═════ RAW DATA ═════

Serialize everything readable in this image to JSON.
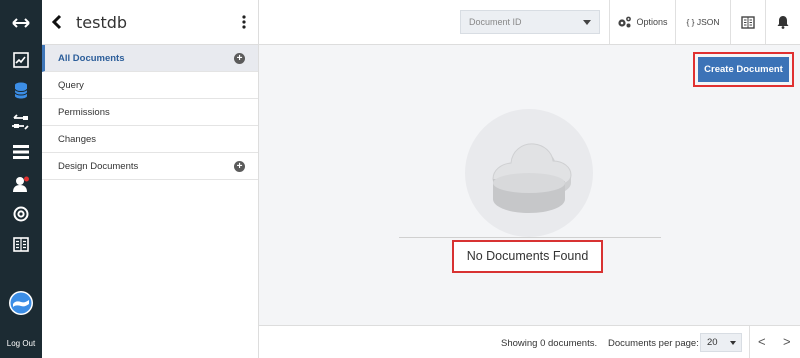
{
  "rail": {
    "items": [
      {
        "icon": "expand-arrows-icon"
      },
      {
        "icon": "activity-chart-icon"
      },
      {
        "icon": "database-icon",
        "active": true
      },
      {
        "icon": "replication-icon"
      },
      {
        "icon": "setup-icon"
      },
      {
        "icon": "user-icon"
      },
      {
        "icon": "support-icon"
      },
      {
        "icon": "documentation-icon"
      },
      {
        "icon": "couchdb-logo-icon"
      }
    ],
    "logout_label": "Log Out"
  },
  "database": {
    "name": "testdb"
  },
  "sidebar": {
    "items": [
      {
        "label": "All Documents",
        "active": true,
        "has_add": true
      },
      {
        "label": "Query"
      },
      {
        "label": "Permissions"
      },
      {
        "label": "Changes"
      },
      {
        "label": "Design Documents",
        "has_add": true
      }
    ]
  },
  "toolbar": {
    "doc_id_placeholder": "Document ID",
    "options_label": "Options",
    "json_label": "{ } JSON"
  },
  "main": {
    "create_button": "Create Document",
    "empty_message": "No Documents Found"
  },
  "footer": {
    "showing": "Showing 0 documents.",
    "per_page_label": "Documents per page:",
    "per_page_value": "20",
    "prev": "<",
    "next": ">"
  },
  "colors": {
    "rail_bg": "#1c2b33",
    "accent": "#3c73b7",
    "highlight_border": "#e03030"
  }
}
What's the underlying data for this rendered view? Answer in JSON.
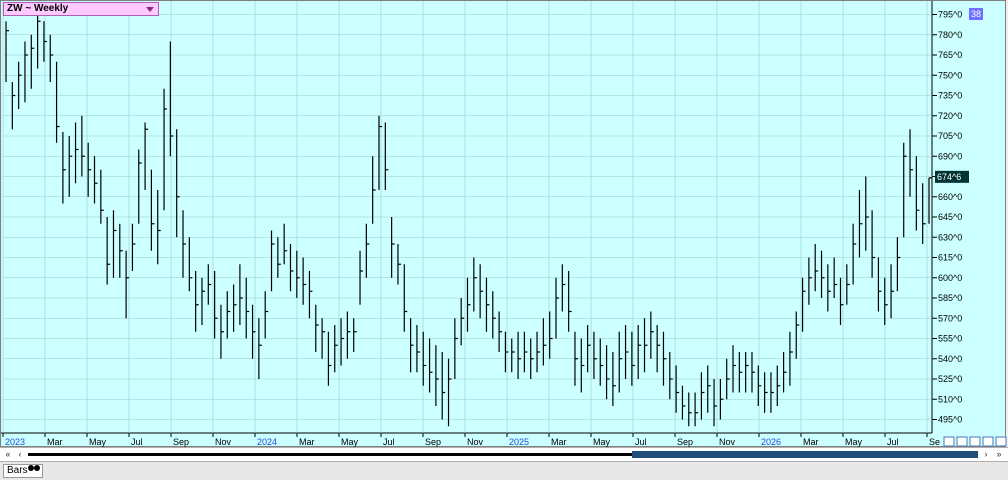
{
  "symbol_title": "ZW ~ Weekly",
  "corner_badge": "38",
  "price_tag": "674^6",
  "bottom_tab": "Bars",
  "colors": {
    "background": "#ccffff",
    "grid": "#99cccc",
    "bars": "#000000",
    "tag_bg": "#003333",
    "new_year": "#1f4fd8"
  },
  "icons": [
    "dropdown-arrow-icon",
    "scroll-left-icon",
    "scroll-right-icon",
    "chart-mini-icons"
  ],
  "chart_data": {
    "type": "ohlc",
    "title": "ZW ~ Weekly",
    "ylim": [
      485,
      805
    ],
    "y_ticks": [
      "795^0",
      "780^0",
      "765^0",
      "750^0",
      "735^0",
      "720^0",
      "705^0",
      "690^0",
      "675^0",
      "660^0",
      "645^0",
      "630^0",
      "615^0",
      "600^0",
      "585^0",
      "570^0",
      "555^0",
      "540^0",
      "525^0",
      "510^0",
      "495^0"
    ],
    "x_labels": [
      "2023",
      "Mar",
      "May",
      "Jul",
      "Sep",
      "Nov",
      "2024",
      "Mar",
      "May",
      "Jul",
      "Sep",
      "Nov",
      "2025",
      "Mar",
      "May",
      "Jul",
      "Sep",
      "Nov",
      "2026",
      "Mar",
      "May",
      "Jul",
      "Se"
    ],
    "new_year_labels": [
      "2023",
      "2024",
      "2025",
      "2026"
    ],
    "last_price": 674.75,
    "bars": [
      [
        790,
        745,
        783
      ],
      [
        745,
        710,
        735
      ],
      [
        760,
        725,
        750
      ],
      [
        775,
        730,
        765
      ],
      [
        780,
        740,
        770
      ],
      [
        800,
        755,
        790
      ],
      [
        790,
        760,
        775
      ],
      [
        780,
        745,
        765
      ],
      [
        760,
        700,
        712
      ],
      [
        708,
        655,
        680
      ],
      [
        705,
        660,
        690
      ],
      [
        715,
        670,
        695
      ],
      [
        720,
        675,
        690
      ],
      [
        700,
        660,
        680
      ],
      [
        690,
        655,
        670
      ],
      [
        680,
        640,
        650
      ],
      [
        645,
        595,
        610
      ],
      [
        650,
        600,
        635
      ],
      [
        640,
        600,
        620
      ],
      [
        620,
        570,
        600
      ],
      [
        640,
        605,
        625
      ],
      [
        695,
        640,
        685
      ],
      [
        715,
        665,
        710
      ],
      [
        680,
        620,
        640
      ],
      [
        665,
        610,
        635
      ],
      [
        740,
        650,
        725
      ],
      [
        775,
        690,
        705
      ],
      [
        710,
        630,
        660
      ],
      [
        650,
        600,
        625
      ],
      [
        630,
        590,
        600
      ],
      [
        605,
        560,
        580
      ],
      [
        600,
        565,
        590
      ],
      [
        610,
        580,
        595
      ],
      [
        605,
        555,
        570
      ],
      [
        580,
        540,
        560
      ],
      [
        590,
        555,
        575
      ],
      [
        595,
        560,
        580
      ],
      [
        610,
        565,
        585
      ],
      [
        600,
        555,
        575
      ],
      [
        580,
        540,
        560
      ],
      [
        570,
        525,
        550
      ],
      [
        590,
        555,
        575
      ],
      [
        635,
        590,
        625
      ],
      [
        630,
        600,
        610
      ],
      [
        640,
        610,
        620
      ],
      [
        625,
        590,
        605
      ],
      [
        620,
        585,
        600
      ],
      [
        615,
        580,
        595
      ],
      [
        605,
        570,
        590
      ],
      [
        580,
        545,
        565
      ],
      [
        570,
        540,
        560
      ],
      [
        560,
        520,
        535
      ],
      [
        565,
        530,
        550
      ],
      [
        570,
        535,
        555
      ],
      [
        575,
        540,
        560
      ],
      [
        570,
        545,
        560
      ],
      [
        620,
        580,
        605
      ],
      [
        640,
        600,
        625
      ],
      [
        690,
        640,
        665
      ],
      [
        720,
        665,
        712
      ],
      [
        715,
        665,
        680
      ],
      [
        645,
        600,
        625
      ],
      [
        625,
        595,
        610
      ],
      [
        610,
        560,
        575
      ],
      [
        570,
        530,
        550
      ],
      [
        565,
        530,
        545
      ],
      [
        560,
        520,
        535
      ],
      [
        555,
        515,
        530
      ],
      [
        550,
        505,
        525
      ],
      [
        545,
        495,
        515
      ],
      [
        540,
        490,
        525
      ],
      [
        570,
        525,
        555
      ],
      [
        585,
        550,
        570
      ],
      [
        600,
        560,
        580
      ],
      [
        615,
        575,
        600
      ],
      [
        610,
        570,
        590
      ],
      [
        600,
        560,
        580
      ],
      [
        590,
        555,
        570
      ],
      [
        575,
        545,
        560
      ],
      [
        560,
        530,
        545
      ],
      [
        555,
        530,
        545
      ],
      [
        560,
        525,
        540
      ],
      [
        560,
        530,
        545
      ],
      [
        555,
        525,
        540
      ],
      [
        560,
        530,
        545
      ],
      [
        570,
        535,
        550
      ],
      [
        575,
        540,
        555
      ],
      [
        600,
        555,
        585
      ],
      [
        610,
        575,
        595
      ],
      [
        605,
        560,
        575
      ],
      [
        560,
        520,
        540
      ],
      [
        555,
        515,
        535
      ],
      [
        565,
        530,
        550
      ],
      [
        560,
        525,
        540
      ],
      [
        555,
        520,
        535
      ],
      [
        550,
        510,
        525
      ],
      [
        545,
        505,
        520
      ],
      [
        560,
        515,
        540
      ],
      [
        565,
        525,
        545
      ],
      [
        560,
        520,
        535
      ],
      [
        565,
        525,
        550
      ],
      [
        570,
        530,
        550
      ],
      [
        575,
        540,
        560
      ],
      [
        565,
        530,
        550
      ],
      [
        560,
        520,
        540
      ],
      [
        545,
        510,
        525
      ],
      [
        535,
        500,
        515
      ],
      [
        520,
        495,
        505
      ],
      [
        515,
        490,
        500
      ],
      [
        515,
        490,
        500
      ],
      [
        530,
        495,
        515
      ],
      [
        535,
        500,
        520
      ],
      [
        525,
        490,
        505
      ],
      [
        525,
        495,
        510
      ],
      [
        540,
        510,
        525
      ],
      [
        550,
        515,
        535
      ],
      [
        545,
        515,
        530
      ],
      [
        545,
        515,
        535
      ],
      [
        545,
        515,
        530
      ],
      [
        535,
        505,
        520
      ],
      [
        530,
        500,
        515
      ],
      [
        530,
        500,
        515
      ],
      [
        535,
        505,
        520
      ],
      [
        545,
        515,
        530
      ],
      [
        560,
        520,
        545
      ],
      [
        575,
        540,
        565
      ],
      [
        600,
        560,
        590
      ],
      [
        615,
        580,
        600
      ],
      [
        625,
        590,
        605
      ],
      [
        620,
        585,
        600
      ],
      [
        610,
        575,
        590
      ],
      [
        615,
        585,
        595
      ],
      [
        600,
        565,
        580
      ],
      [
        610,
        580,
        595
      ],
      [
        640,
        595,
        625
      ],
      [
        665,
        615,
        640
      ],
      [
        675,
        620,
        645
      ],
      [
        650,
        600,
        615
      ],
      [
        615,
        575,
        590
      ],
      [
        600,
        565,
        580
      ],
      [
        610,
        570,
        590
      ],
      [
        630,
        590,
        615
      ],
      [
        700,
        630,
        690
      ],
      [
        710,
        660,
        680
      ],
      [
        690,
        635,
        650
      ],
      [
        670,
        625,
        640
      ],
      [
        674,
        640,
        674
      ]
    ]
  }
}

═════

* [TASK REQUIREMENTS]
List each line of the records that holds the string "true".

* [OUTPUT BELOW]
        "active": true
        "active": true,
        "has_add": true
        "has_add": true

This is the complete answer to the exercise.